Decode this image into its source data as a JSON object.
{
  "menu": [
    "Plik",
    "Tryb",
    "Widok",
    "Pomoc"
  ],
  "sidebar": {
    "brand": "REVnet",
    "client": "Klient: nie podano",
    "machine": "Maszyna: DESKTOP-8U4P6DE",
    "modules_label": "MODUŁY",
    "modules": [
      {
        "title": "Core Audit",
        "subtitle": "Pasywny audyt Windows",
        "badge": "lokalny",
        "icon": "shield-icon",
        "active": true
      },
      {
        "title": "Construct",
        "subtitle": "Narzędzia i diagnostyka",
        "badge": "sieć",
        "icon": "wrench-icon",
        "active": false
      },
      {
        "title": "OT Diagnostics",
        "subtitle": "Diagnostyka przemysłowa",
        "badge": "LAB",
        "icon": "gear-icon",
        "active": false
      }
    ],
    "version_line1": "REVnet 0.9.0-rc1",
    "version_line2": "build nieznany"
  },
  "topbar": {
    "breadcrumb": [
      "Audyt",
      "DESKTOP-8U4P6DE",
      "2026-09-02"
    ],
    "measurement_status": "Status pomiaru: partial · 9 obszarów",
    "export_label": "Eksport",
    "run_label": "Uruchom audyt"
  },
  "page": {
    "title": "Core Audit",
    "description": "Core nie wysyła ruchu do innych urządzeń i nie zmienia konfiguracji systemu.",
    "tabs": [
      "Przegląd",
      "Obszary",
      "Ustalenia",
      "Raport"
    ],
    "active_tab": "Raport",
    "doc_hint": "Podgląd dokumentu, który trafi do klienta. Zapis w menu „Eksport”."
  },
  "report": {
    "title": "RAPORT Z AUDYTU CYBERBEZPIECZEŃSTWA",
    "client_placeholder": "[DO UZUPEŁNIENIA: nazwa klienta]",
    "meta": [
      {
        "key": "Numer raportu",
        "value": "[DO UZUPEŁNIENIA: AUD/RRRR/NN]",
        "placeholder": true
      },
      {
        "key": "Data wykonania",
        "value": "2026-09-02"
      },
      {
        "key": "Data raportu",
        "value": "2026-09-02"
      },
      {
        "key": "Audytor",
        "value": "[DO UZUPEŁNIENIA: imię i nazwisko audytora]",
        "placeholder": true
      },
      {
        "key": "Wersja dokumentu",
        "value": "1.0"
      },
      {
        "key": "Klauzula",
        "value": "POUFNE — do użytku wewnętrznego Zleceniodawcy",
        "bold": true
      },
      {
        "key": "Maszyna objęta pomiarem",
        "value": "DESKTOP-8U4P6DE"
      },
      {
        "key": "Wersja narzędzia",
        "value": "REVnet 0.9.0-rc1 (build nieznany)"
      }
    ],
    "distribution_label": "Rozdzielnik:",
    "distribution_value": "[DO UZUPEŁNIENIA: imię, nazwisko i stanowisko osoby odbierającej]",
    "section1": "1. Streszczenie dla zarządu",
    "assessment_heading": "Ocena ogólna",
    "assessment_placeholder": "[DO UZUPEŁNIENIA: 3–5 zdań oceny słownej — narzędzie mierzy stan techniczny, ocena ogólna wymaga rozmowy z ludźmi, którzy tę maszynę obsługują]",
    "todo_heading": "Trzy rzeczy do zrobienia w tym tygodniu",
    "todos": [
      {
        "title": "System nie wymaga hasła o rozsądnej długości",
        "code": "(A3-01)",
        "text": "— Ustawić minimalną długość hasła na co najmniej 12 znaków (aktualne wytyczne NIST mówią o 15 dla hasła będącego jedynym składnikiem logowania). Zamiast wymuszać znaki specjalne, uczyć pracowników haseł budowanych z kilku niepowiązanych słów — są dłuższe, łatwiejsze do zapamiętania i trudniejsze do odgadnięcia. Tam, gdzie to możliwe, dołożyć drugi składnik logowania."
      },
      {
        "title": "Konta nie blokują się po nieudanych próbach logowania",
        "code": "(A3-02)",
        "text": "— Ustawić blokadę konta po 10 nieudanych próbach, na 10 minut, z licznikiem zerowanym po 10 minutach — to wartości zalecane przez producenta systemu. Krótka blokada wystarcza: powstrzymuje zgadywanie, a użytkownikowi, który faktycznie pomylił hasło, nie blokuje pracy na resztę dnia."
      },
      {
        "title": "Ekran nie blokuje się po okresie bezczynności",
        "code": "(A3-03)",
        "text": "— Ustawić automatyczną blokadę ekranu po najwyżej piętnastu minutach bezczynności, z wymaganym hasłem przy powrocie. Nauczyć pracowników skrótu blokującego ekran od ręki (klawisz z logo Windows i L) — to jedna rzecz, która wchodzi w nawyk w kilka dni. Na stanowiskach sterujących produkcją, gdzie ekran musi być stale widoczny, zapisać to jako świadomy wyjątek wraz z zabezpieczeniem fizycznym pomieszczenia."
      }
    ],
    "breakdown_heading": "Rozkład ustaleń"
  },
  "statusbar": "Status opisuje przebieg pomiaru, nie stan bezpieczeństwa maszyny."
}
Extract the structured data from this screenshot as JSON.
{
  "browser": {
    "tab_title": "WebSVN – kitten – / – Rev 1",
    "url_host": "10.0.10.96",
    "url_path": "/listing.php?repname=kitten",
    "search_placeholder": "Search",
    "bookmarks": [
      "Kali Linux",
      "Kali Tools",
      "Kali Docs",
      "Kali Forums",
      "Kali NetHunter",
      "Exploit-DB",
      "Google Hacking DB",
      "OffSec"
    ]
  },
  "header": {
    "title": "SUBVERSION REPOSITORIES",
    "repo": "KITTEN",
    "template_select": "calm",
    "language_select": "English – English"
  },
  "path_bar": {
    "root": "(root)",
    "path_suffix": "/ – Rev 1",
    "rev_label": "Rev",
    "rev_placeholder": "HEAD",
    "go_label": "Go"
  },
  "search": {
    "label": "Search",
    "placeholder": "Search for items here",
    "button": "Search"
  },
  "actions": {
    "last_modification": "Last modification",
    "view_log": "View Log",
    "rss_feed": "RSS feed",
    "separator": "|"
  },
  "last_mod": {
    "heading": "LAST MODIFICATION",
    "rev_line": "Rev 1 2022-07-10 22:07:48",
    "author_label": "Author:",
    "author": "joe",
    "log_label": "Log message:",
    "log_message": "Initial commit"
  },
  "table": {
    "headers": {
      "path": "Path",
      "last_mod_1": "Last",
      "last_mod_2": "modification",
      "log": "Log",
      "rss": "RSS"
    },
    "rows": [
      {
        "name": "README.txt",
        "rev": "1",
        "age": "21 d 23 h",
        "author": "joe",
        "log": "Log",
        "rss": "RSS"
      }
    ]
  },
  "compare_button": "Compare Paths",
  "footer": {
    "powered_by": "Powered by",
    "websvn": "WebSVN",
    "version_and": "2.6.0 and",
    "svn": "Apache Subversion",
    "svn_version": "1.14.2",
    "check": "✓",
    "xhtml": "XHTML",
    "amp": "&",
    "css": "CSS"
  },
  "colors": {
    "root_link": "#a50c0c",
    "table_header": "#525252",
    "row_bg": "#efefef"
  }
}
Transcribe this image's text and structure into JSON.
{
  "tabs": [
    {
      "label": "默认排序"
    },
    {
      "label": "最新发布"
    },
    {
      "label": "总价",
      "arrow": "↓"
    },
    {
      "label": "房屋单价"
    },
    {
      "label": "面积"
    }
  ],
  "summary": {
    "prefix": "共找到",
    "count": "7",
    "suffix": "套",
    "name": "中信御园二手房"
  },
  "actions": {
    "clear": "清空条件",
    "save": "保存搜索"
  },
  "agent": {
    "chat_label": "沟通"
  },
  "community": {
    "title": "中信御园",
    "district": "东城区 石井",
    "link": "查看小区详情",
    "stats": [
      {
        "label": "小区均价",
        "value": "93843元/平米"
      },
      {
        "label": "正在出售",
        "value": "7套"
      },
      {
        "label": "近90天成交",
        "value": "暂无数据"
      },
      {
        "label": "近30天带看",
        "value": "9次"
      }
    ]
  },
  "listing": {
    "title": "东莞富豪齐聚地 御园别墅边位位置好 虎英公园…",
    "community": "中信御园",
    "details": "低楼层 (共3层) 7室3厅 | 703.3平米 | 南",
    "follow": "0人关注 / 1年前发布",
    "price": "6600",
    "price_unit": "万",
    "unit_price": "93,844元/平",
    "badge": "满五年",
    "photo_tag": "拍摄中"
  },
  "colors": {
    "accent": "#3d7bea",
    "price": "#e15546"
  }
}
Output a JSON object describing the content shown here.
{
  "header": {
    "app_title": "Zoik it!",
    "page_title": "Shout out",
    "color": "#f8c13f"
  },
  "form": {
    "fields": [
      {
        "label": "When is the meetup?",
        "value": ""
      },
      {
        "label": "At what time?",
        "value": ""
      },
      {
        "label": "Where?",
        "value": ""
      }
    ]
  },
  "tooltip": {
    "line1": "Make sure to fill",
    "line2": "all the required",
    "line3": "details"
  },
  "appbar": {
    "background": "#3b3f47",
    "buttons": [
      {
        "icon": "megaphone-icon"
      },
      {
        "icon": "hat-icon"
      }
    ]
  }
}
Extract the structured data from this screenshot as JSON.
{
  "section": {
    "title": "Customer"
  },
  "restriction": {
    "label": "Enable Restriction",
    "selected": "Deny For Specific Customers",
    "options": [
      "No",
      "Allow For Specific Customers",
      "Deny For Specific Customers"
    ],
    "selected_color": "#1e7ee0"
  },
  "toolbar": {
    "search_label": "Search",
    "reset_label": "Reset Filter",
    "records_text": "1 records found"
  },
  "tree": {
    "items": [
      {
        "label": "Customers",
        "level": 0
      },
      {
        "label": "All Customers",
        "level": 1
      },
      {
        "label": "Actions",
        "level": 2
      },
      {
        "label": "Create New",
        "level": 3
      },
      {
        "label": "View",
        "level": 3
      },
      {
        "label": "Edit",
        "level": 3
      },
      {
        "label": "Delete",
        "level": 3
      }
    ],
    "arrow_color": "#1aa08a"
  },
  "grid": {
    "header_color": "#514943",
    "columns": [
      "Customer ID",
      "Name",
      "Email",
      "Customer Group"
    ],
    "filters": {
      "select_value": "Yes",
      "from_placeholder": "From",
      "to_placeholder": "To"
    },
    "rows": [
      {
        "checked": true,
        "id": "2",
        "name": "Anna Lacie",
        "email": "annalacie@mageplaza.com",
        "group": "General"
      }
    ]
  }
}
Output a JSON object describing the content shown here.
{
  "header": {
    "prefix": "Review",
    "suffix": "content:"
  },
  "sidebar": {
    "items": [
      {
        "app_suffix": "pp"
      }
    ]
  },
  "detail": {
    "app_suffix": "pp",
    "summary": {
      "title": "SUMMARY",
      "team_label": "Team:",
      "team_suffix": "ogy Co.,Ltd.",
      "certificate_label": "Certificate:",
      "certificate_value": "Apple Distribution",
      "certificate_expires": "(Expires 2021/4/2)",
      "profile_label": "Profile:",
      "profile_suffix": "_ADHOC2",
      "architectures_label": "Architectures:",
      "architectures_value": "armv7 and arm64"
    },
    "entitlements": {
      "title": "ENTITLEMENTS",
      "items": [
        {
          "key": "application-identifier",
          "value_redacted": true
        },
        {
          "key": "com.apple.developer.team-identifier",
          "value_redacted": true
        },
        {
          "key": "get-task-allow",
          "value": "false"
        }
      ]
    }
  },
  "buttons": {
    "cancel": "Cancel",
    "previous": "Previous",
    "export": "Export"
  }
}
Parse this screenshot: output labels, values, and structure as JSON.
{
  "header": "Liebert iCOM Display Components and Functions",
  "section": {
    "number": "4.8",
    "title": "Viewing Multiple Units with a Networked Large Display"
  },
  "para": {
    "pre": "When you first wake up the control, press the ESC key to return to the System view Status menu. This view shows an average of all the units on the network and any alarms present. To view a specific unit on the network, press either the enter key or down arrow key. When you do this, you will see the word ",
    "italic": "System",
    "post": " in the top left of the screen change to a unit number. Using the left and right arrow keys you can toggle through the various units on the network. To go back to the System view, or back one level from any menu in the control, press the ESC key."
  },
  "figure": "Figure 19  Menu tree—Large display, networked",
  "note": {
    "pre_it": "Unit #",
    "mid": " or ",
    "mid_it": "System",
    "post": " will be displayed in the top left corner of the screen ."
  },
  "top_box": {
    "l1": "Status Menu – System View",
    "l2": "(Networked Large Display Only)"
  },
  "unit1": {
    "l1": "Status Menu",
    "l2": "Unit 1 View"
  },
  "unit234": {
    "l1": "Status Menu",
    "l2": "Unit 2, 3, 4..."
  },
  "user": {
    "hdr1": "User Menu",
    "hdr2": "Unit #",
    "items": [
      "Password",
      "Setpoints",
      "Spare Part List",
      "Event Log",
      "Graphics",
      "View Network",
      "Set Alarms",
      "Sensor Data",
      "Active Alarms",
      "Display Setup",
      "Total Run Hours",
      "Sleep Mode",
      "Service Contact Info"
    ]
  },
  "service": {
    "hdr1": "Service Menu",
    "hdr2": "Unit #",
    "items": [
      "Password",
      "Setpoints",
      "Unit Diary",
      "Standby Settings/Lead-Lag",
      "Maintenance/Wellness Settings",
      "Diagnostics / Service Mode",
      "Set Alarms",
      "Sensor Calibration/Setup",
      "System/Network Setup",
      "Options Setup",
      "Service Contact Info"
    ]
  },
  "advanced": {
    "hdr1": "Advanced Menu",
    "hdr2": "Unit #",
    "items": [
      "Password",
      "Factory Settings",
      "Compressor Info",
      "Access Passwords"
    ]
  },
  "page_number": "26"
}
■ ■ ■ ■ ■
- _PROBLEM TO WORK ON_:
Return every line holding the word "REVnet" from the records.

- _RESULT FOR THIS TASK_:
    "brand": "REVnet",
    "version_line1": "REVnet 0.9.0-rc1",
        "value": "REVnet 0.9.0-rc1 (build nieznany)"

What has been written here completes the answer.